Exercise aim: List the lines of this listing that hold the word "Chat".

Data listing:
----------------
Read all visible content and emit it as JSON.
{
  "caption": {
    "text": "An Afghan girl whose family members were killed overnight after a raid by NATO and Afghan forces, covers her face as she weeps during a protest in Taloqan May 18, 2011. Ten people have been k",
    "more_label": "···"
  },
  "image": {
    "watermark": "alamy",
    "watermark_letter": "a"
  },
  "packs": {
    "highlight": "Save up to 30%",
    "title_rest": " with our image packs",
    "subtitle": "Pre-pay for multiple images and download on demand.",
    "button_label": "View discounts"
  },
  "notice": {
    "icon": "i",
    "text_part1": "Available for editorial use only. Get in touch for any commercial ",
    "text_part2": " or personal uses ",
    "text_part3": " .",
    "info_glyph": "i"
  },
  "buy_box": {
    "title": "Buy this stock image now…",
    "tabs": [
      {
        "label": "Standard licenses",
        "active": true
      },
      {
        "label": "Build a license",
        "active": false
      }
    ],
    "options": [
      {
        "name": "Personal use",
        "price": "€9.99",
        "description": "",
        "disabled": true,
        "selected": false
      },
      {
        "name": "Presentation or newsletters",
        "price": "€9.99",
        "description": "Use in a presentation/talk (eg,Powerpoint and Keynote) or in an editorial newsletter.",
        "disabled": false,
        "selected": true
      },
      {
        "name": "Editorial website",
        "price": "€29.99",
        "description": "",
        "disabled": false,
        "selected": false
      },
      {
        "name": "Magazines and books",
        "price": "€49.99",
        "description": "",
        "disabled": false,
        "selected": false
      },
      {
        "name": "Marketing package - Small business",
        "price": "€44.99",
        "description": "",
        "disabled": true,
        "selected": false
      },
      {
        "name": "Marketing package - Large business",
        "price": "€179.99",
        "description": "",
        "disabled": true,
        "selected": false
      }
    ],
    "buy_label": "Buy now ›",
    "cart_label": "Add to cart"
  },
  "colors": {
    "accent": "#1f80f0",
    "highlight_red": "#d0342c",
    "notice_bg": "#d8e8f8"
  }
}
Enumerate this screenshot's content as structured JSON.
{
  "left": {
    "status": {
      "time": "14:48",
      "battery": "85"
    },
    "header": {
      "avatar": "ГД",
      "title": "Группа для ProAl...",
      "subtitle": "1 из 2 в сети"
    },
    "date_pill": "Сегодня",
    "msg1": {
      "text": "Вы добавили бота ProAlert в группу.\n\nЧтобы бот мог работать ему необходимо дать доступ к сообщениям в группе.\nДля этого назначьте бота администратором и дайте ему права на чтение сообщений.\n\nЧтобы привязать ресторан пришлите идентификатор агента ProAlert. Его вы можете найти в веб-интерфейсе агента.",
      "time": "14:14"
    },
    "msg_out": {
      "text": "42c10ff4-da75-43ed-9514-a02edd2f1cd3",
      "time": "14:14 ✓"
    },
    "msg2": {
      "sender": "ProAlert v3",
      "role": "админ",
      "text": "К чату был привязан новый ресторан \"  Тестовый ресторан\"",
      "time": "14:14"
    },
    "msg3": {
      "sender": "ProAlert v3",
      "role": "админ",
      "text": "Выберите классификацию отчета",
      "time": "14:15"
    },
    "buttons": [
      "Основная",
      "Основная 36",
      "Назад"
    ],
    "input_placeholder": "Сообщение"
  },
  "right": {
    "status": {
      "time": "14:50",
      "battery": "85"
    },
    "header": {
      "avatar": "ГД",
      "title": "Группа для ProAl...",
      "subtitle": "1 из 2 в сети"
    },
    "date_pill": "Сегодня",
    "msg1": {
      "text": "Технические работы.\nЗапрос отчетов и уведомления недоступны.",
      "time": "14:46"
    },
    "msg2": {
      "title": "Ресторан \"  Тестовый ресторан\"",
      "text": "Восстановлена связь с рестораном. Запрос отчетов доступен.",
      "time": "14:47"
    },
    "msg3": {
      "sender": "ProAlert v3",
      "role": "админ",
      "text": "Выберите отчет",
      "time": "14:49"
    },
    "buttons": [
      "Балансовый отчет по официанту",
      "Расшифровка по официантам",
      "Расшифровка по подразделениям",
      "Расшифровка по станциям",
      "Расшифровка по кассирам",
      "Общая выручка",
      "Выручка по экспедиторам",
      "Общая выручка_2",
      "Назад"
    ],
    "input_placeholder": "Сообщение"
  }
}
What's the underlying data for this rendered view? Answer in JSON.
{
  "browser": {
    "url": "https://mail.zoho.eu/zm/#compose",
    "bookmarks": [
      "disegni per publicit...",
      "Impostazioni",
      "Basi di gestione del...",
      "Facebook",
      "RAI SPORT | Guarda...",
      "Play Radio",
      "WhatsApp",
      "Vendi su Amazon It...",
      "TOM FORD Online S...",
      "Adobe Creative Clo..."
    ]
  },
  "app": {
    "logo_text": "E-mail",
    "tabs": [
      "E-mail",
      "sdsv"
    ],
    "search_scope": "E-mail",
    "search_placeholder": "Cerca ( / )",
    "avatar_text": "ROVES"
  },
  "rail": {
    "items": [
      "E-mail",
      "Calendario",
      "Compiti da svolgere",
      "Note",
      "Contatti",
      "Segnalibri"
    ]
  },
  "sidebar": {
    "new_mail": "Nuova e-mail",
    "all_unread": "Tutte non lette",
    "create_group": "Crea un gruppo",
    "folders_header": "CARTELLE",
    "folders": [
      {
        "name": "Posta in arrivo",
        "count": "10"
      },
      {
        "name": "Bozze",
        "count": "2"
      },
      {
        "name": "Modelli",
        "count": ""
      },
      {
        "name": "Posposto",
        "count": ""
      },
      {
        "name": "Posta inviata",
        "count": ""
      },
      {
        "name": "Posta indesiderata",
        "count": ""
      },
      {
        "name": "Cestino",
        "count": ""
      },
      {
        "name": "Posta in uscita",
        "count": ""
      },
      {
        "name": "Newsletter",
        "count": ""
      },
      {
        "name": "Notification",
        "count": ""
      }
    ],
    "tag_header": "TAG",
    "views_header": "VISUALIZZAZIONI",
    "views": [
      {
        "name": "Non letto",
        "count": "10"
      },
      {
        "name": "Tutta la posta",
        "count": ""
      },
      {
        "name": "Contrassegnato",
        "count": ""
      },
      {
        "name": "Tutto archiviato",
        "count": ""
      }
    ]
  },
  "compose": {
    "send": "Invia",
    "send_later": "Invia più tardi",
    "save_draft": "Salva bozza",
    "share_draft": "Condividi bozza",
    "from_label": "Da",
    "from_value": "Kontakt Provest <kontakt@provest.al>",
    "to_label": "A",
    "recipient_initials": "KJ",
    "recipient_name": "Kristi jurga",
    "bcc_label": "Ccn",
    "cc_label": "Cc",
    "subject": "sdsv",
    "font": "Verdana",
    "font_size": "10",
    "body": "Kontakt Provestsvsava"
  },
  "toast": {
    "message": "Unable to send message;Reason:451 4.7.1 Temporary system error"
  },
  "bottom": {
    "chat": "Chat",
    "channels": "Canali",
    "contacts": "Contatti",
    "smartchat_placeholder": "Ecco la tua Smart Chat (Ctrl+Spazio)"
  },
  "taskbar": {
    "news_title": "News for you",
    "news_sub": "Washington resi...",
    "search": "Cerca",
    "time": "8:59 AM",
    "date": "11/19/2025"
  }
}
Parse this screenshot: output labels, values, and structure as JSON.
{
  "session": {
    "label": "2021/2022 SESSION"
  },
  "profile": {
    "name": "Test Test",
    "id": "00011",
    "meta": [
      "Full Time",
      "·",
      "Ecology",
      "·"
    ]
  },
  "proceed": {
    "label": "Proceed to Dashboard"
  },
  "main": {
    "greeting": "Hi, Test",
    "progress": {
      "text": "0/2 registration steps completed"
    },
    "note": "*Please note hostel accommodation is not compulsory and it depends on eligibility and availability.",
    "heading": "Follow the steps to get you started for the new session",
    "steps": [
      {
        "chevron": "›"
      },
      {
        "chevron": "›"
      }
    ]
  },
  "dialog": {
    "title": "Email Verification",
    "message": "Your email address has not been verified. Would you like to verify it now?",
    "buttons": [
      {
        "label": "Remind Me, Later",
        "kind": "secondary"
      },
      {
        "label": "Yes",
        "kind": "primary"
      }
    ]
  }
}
----------------
Correct output:
    "chat": "Chat",
    "smartchat_placeholder": "Ecco la tua Smart Chat (Ctrl+Spazio)"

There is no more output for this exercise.